Work out how many lines in the data hold the word "Government", and reply with that number only.
— Start —
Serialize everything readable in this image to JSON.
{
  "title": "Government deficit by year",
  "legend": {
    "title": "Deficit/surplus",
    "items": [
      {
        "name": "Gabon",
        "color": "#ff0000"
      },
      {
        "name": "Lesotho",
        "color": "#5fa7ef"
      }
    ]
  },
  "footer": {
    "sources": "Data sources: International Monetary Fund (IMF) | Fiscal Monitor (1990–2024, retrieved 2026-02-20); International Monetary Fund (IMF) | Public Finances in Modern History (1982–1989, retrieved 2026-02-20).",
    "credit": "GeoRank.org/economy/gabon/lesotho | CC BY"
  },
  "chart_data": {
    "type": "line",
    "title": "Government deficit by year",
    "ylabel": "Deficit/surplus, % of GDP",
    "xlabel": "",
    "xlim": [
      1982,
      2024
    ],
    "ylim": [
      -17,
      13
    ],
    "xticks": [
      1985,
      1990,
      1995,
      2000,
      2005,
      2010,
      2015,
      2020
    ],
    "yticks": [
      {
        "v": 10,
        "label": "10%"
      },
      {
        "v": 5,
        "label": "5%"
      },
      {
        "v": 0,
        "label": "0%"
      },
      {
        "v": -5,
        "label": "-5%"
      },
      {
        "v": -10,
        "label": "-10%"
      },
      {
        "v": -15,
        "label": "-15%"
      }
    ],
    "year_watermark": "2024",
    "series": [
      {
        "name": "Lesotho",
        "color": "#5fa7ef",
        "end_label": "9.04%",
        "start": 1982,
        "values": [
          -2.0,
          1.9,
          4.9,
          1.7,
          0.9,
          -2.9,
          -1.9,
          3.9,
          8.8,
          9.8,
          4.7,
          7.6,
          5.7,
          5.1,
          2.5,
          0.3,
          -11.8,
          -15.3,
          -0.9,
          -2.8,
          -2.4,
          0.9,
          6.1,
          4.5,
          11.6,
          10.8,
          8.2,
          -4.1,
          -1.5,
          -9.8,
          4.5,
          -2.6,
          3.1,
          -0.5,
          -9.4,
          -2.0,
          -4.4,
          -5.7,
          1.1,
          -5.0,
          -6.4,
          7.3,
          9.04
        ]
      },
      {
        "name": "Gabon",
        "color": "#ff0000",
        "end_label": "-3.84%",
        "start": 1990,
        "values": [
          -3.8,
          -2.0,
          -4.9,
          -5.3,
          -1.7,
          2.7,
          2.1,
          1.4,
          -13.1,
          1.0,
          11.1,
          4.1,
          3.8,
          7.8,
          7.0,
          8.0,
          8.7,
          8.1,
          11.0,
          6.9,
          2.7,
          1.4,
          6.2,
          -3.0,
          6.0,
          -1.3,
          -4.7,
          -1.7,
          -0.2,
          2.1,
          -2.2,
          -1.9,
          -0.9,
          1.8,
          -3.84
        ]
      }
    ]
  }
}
— End —
→ **THE ANSWER**: 2